Return every record verbatim.

Data entries for graphics
_ _ _ _

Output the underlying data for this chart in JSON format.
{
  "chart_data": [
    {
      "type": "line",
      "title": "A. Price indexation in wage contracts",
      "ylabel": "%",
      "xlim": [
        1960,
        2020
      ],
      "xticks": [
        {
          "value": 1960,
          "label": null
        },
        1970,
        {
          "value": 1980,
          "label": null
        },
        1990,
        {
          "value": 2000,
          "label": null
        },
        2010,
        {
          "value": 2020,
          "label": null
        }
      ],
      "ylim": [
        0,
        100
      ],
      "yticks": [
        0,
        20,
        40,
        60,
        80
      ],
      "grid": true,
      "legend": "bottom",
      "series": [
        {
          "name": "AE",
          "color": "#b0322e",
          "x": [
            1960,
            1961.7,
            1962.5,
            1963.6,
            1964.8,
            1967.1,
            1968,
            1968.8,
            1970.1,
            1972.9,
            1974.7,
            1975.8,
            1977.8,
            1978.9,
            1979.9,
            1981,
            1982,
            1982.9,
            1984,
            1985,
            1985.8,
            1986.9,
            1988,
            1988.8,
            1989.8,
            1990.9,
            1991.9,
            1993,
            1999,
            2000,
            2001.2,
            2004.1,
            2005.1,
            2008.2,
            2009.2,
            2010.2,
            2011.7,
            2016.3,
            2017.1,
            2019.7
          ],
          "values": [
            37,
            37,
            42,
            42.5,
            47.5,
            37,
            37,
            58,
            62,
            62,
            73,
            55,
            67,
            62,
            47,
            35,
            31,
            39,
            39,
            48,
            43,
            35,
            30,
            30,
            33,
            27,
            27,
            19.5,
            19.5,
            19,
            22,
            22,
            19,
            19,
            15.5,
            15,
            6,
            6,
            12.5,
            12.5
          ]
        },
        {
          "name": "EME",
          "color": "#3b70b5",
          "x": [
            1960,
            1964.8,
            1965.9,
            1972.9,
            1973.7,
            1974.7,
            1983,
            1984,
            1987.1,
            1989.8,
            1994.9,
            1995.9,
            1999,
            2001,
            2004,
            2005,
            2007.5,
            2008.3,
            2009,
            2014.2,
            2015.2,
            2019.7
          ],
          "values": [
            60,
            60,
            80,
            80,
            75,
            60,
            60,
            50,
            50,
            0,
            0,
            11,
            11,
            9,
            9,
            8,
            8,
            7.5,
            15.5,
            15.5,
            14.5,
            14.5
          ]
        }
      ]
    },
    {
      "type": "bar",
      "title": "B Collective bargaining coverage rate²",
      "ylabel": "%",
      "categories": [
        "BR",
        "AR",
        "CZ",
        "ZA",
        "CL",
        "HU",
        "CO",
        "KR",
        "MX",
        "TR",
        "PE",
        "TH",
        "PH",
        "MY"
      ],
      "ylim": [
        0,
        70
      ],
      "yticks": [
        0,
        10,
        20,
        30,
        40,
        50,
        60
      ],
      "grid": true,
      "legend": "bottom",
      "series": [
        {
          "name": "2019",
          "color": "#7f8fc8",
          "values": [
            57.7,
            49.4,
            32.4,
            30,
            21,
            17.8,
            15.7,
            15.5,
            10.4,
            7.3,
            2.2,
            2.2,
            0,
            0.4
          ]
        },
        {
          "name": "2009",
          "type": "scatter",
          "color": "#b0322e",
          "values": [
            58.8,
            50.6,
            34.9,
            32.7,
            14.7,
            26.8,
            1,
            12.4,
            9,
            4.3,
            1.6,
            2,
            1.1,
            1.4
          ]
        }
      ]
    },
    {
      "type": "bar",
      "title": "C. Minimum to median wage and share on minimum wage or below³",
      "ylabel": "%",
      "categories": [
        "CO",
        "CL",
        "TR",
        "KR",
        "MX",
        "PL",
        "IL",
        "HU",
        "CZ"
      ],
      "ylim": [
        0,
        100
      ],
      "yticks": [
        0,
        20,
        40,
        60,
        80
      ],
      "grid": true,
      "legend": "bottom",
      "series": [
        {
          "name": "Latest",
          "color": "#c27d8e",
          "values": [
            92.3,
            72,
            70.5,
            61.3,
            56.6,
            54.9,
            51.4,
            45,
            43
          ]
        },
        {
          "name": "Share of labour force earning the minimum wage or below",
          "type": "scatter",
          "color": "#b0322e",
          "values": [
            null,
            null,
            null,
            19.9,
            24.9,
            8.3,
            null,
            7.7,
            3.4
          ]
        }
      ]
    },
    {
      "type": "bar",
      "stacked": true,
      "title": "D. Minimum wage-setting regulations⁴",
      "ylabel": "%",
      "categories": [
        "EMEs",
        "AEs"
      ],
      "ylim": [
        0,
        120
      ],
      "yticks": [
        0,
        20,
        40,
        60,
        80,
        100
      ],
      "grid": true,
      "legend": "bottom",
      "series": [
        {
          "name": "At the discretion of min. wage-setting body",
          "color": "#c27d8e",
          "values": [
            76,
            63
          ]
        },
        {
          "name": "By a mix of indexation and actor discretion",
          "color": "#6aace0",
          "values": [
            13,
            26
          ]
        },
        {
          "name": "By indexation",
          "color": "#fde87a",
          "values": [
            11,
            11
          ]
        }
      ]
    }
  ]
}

_ _ _ _

• _RESULT OF THIS EXERCISE_:
Output the underlying data for this chart in JSON format.
{
  "chart_data": [
    {
      "type": "line",
      "title": "A. Price indexation in wage contracts",
      "ylabel": "%",
      "xlim": [
        1960,
        2020
      ],
      "xticks": [
        {
          "value": 1960,
          "label": null
        },
        1970,
        {
          "value": 1980,
          "label": null
        },
        1990,
        {
          "value": 2000,
          "label": null
        },
        2010,
        {
          "value": 2020,
          "label": null
        }
      ],
      "ylim": [
        0,
        100
      ],
      "yticks": [
        0,
        20,
        40,
        60,
        80
      ],
      "grid": true,
      "legend": "bottom",
      "series": [
        {
          "name": "AE",
          "color": "#b0322e",
          "x": [
            1960,
            1961.7,
            1962.5,
            1963.6,
            1964.8,
            1967.1,
            1968,
            1968.8,
            1970.1,
            1972.9,
            1974.7,
            1975.8,
            1977.8,
            1978.9,
            1979.9,
            1981,
            1982,
            1982.9,
            1984,
            1985,
            1985.8,
            1986.9,
            1988,
            1988.8,
            1989.8,
            1990.9,
            1991.9,
            1993,
            1999,
            2000,
            2001.2,
            2004.1,
            2005.1,
            2008.2,
            2009.2,
            2010.2,
            2011.7,
            2016.3,
            2017.1,
            2019.7
          ],
          "values": [
            37,
            37,
            42,
            42.5,
            47.5,
            37,
            37,
            58,
            62,
            62,
            73,
            55,
            67,
            62,
            47,
            35,
            31,
            39,
            39,
            48,
            43,
            35,
            30,
            30,
            33,
            27,
            27,
            19.5,
            19.5,
            19,
            22,
            22,
            19,
            19,
            15.5,
            15,
            6,
            6,
            12.5,
            12.5
          ]
        },
        {
          "name": "EME",
          "color": "#3b70b5",
          "x": [
            1960,
            1964.8,
            1965.9,
            1972.9,
            1973.7,
            1974.7,
            1983,
            1984,
            1987.1,
            1989.8,
            1994.9,
            1995.9,
            1999,
            2001,
            2004,
            2005,
            2007.5,
            2008.3,
            2009,
            2014.2,
            2015.2,
            2019.7
          ],
          "values": [
            60,
            60,
            80,
            80,
            75,
            60,
            60,
            50,
            50,
            0,
            0,
            11,
            11,
            9,
            9,
            8,
            8,
            7.5,
            15.5,
            15.5,
            14.5,
            14.5
          ]
        }
      ]
    },
    {
      "type": "bar",
      "title": "B Collective bargaining coverage rate²",
      "ylabel": "%",
      "categories": [
        "BR",
        "AR",
        "CZ",
        "ZA",
        "CL",
        "HU",
        "CO",
        "KR",
        "MX",
        "TR",
        "PE",
        "TH",
        "PH",
        "MY"
      ],
      "ylim": [
        0,
        70
      ],
      "yticks": [
        0,
        10,
        20,
        30,
        40,
        50,
        60
      ],
      "grid": true,
      "legend": "bottom",
      "series": [
        {
          "name": "2019",
          "color": "#7f8fc8",
          "values": [
            57.7,
            49.4,
            32.4,
            30,
            21,
            17.8,
            15.7,
            15.5,
            10.4,
            7.3,
            2.2,
            2.2,
            0,
            0.4
          ]
        },
        {
          "name": "2009",
          "type": "scatter",
          "color": "#b0322e",
          "values": [
            58.8,
            50.6,
            34.9,
            32.7,
            14.7,
            26.8,
            1,
            12.4,
            9,
            4.3,
            1.6,
            2,
            1.1,
            1.4
          ]
        }
      ]
    },
    {
      "type": "bar",
      "title": "C. Minimum to median wage and share on minimum wage or below³",
      "ylabel": "%",
      "categories": [
        "CO",
        "CL",
        "TR",
        "KR",
        "MX",
        "PL",
        "IL",
        "HU",
        "CZ"
      ],
      "ylim": [
        0,
        100
      ],
      "yticks": [
        0,
        20,
        40,
        60,
        80
      ],
      "grid": true,
      "legend": "bottom",
      "series": [
        {
          "name": "Latest",
          "color": "#c27d8e",
          "values": [
            92.3,
            72,
            70.5,
            61.3,
            56.6,
            54.9,
            51.4,
            45,
            43
          ]
        },
        {
          "name": "Share of labour force earning the minimum wage or below",
          "type": "scatter",
          "color": "#b0322e",
          "values": [
            null,
            null,
            null,
            19.9,
            24.9,
            8.3,
            null,
            7.7,
            3.4
          ]
        }
      ]
    },
    {
      "type": "bar",
      "stacked": true,
      "title": "D. Minimum wage-setting regulations⁴",
      "ylabel": "%",
      "categories": [
        "EMEs",
        "AEs"
      ],
      "ylim": [
        0,
        120
      ],
      "yticks": [
        0,
        20,
        40,
        60,
        80,
        100
      ],
      "grid": true,
      "legend": "bottom",
      "series": [
        {
          "name": "At the discretion of min. wage-setting body",
          "color": "#c27d8e",
          "values": [
            76,
            63
          ]
        },
        {
          "name": "By a mix of indexation and actor discretion",
          "color": "#6aace0",
          "values": [
            13,
            26
          ]
        },
        {
          "name": "By indexation",
          "color": "#fde87a",
          "values": [
            11,
            11
          ]
        }
      ]
    }
  ]
}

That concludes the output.